## WHAT YOU HAVE TO DO
Restate, word for word, all of the material shown below.

— START ENTRIES SUPPLIED —

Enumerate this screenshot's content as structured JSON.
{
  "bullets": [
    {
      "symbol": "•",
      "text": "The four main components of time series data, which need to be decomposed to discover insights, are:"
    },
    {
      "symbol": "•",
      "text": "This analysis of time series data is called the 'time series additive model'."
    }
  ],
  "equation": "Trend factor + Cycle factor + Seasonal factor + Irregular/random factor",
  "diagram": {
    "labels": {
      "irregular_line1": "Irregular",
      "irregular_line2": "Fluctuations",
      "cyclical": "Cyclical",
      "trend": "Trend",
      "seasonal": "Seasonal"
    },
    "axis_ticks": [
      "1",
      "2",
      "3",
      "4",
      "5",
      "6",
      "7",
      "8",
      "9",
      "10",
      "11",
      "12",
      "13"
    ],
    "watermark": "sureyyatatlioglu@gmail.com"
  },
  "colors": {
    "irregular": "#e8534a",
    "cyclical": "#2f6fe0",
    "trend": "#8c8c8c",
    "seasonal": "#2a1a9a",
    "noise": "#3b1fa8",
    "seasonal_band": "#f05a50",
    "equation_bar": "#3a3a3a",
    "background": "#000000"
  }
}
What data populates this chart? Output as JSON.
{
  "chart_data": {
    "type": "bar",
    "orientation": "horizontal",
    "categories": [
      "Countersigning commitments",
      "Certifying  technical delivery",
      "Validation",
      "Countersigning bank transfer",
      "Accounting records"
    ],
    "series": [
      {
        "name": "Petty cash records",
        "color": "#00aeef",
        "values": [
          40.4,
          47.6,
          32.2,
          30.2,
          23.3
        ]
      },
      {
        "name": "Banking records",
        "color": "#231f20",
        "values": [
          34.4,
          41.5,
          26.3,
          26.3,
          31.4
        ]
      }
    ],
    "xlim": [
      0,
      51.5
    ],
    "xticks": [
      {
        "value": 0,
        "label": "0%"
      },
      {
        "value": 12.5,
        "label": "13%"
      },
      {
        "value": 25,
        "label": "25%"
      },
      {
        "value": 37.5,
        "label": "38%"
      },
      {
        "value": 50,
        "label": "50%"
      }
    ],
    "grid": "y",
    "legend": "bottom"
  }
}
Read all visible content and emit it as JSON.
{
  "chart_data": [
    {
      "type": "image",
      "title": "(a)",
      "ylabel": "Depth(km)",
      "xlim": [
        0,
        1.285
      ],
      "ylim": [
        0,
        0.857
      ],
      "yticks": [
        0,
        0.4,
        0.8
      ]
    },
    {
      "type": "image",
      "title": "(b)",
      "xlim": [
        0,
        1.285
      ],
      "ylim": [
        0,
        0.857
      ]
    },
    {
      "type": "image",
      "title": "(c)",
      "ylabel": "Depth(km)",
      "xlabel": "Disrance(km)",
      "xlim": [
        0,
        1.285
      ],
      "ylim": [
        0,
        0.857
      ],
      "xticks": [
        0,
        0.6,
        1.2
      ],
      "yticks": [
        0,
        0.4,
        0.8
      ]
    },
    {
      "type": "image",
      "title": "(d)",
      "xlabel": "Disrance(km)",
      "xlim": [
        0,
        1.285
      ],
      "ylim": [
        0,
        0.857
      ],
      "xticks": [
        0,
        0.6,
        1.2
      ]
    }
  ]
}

— END ENTRIES SUPPLIED —

## WRITTEN REPLY
Enumerate this screenshot's content as structured JSON.
{
  "bullets": [
    {
      "symbol": "•",
      "text": "The four main components of time series data, which need to be decomposed to discover insights, are:"
    },
    {
      "symbol": "•",
      "text": "This analysis of time series data is called the 'time series additive model'."
    }
  ],
  "equation": "Trend factor + Cycle factor + Seasonal factor + Irregular/random factor",
  "diagram": {
    "labels": {
      "irregular_line1": "Irregular",
      "irregular_line2": "Fluctuations",
      "cyclical": "Cyclical",
      "trend": "Trend",
      "seasonal": "Seasonal"
    },
    "axis_ticks": [
      "1",
      "2",
      "3",
      "4",
      "5",
      "6",
      "7",
      "8",
      "9",
      "10",
      "11",
      "12",
      "13"
    ],
    "watermark": "sureyyatatlioglu@gmail.com"
  },
  "colors": {
    "irregular": "#e8534a",
    "cyclical": "#2f6fe0",
    "trend": "#8c8c8c",
    "seasonal": "#2a1a9a",
    "noise": "#3b1fa8",
    "seasonal_band": "#f05a50",
    "equation_bar": "#3a3a3a",
    "background": "#000000"
  }
}
What data populates this chart? Output as JSON.
{
  "chart_data": {
    "type": "bar",
    "orientation": "horizontal",
    "categories": [
      "Countersigning commitments",
      "Certifying  technical delivery",
      "Validation",
      "Countersigning bank transfer",
      "Accounting records"
    ],
    "series": [
      {
        "name": "Petty cash records",
        "color": "#00aeef",
        "values": [
          40.4,
          47.6,
          32.2,
          30.2,
          23.3
        ]
      },
      {
        "name": "Banking records",
        "color": "#231f20",
        "values": [
          34.4,
          41.5,
          26.3,
          26.3,
          31.4
        ]
      }
    ],
    "xlim": [
      0,
      51.5
    ],
    "xticks": [
      {
        "value": 0,
        "label": "0%"
      },
      {
        "value": 12.5,
        "label": "13%"
      },
      {
        "value": 25,
        "label": "25%"
      },
      {
        "value": 37.5,
        "label": "38%"
      },
      {
        "value": 50,
        "label": "50%"
      }
    ],
    "grid": "y",
    "legend": "bottom"
  }
}
Read all visible content and emit it as JSON.
{
  "chart_data": [
    {
      "type": "image",
      "title": "(a)",
      "ylabel": "Depth(km)",
      "xlim": [
        0,
        1.285
      ],
      "ylim": [
        0,
        0.857
      ],
      "yticks": [
        0,
        0.4,
        0.8
      ]
    },
    {
      "type": "image",
      "title": "(b)",
      "xlim": [
        0,
        1.285
      ],
      "ylim": [
        0,
        0.857
      ]
    },
    {
      "type": "image",
      "title": "(c)",
      "ylabel": "Depth(km)",
      "xlabel": "Disrance(km)",
      "xlim": [
        0,
        1.285
      ],
      "ylim": [
        0,
        0.857
      ],
      "xticks": [
        0,
        0.6,
        1.2
      ],
      "yticks": [
        0,
        0.4,
        0.8
      ]
    },
    {
      "type": "image",
      "title": "(d)",
      "xlabel": "Disrance(km)",
      "xlim": [
        0,
        1.285
      ],
      "ylim": [
        0,
        0.857
      ],
      "xticks": [
        0,
        0.6,
        1.2
      ]
    }
  ]
}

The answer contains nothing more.